WHAT IS REQUIRED
Extract the records below word for word and ignore the images.

Extracted data entries
● ● ● ● ●
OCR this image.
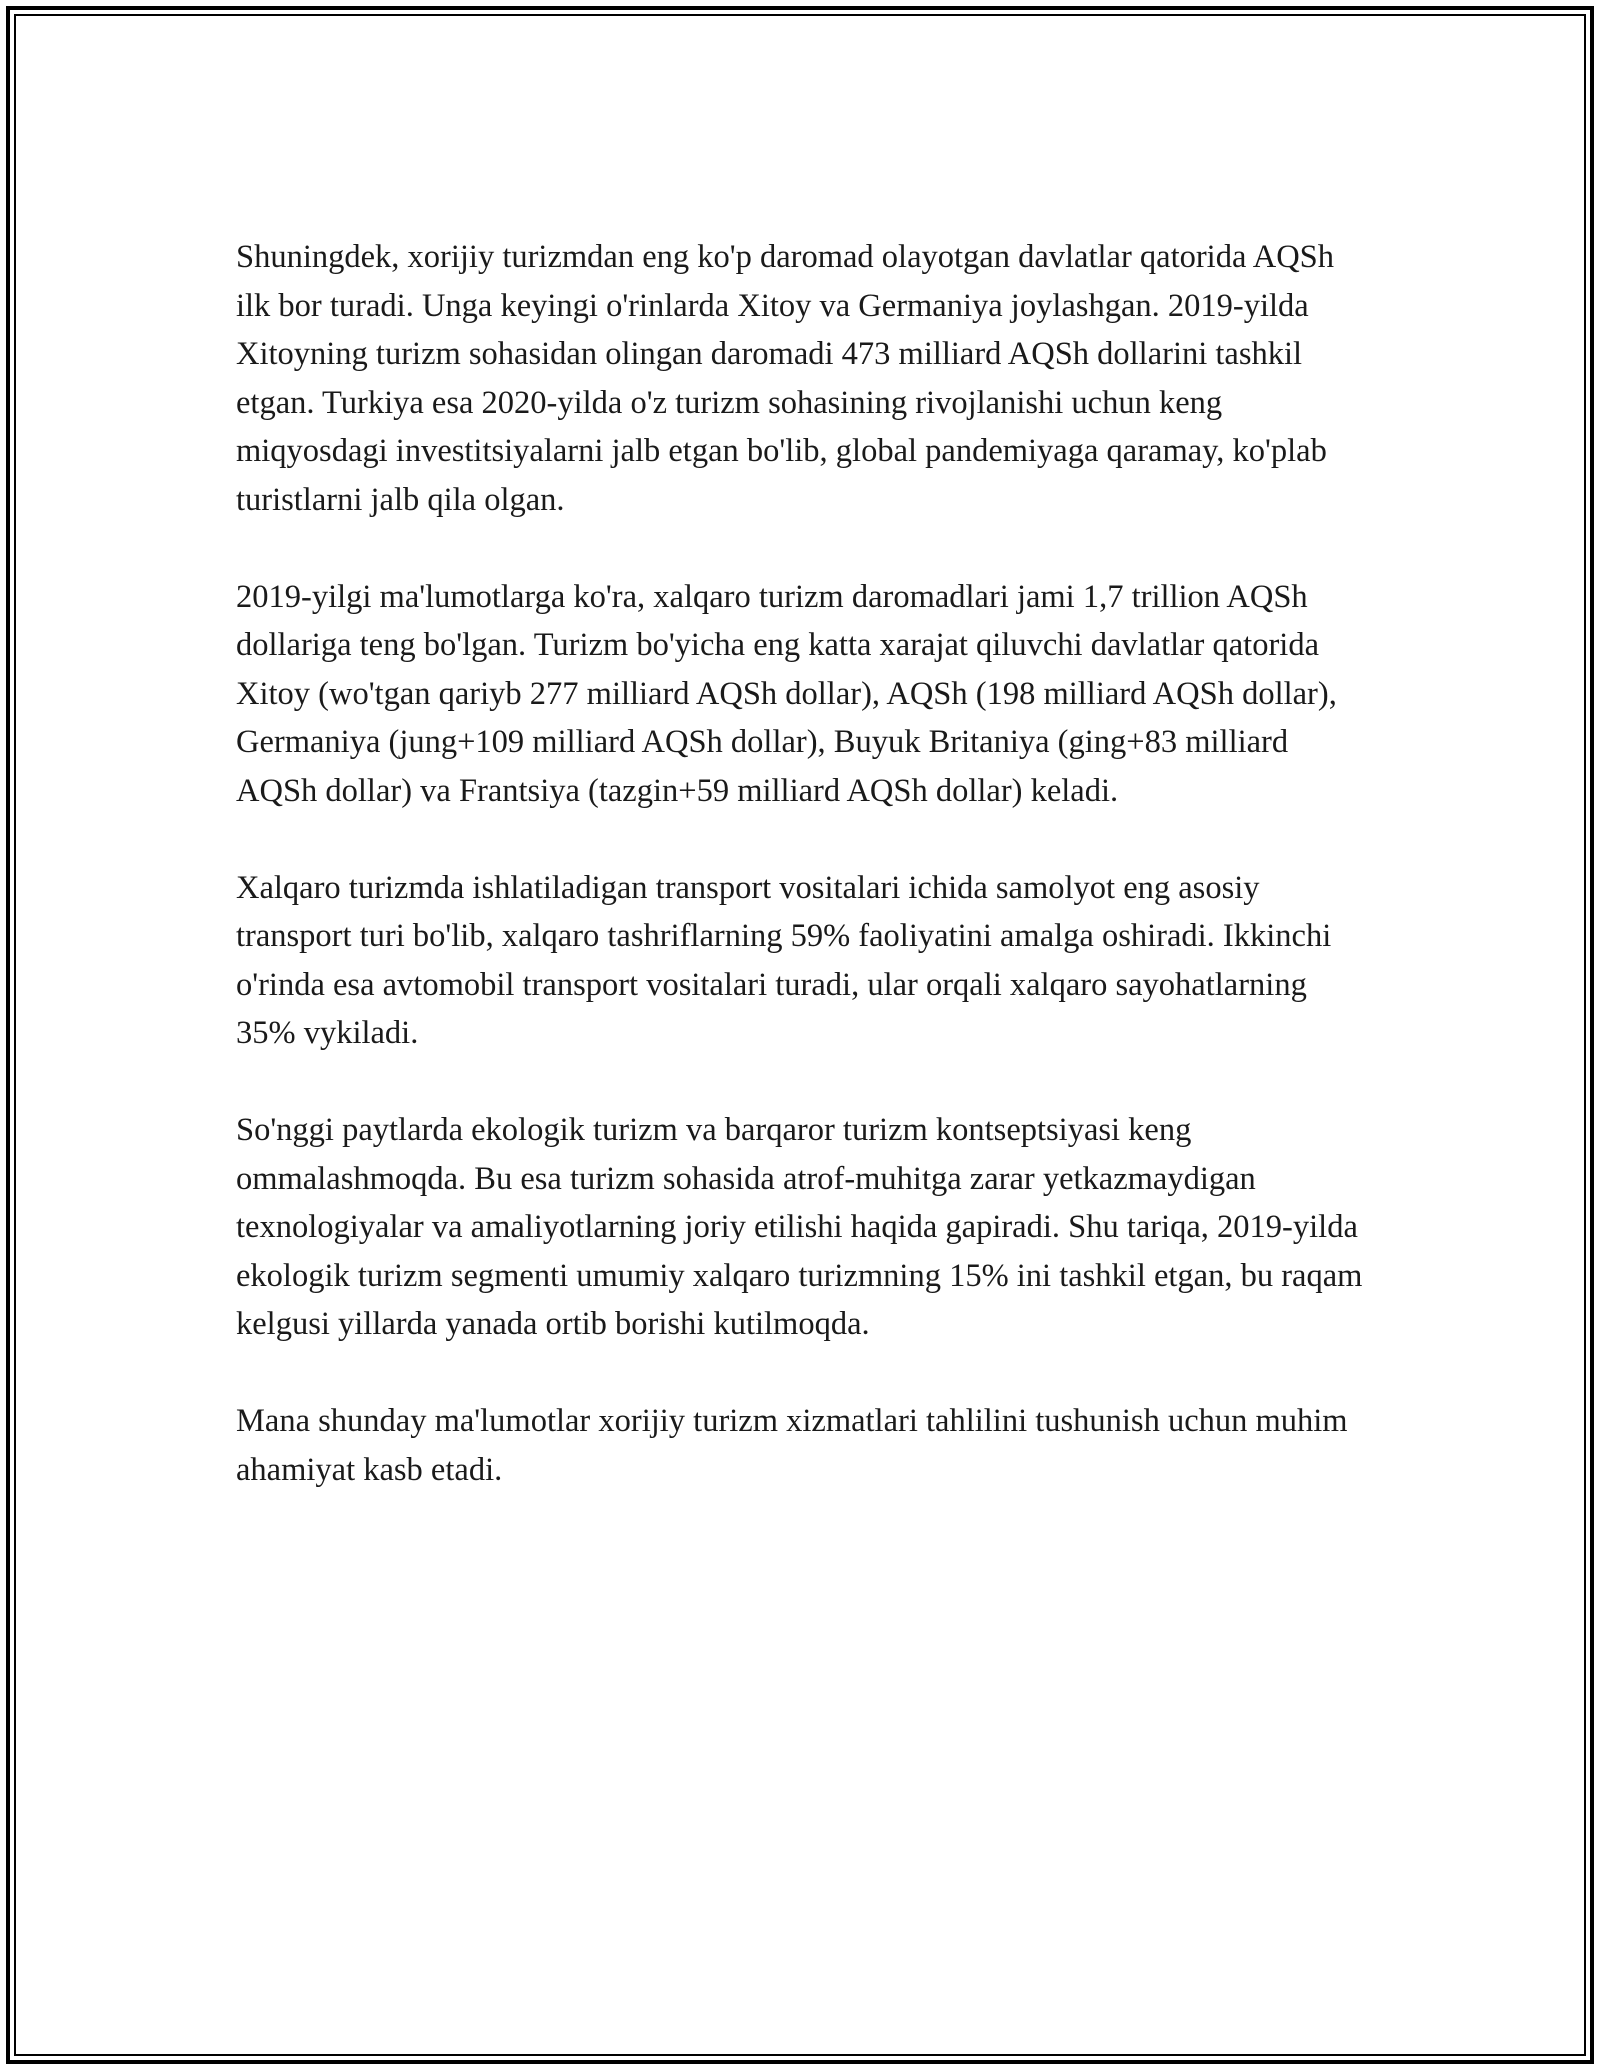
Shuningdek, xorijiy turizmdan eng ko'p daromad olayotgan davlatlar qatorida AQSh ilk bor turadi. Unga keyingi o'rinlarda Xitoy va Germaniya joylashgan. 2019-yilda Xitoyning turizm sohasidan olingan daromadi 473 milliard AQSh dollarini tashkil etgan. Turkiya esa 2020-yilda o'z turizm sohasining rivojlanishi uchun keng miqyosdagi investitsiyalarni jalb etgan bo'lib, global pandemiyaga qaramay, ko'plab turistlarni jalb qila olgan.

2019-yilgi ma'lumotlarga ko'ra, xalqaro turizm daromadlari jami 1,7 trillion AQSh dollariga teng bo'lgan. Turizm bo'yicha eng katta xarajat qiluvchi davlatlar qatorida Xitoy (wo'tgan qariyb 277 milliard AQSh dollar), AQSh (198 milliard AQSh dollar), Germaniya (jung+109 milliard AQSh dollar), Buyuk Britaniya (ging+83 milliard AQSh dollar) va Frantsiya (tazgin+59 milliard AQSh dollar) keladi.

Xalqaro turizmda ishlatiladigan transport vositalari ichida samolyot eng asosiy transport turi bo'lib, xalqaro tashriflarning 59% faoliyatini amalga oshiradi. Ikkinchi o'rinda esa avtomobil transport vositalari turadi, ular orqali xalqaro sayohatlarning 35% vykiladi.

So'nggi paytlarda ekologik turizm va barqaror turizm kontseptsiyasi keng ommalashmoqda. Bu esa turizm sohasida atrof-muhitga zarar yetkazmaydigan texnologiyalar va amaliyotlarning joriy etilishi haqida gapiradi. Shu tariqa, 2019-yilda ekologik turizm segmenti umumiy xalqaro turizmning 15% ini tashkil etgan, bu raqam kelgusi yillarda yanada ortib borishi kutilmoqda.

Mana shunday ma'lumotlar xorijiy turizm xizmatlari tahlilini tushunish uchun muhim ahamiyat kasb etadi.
● ● ● ● ●
WRITTEN ANSWER
OCR this image.
Shuningdek, xorijiy turizmdan eng ko'p daromad olayotgan davlatlar qatorida AQSh ilk bor turadi. Unga keyingi o'rinlarda Xitoy va Germaniya joylashgan. 2019-yilda Xitoyning turizm sohasidan olingan daromadi 473 milliard AQSh dollarini tashkil etgan. Turkiya esa 2020-yilda o'z turizm sohasining rivojlanishi uchun keng miqyosdagi investitsiyalarni jalb etgan bo'lib, global pandemiyaga qaramay, ko'plab turistlarni jalb qila olgan.

2019-yilgi ma'lumotlarga ko'ra, xalqaro turizm daromadlari jami 1,7 trillion AQSh dollariga teng bo'lgan. Turizm bo'yicha eng katta xarajat qiluvchi davlatlar qatorida Xitoy (wo'tgan qariyb 277 milliard AQSh dollar), AQSh (198 milliard AQSh dollar), Germaniya (jung+109 milliard AQSh dollar), Buyuk Britaniya (ging+83 milliard AQSh dollar) va Frantsiya (tazgin+59 milliard AQSh dollar) keladi.

Xalqaro turizmda ishlatiladigan transport vositalari ichida samolyot eng asosiy transport turi bo'lib, xalqaro tashriflarning 59% faoliyatini amalga oshiradi. Ikkinchi o'rinda esa avtomobil transport vositalari turadi, ular orqali xalqaro sayohatlarning 35% vykiladi.

So'nggi paytlarda ekologik turizm va barqaror turizm kontseptsiyasi keng ommalashmoqda. Bu esa turizm sohasida atrof-muhitga zarar yetkazmaydigan texnologiyalar va amaliyotlarning joriy etilishi haqida gapiradi. Shu tariqa, 2019-yilda ekologik turizm segmenti umumiy xalqaro turizmning 15% ini tashkil etgan, bu raqam kelgusi yillarda yanada ortib borishi kutilmoqda.

Mana shunday ma'lumotlar xorijiy turizm xizmatlari tahlilini tushunish uchun muhim ahamiyat kasb etadi.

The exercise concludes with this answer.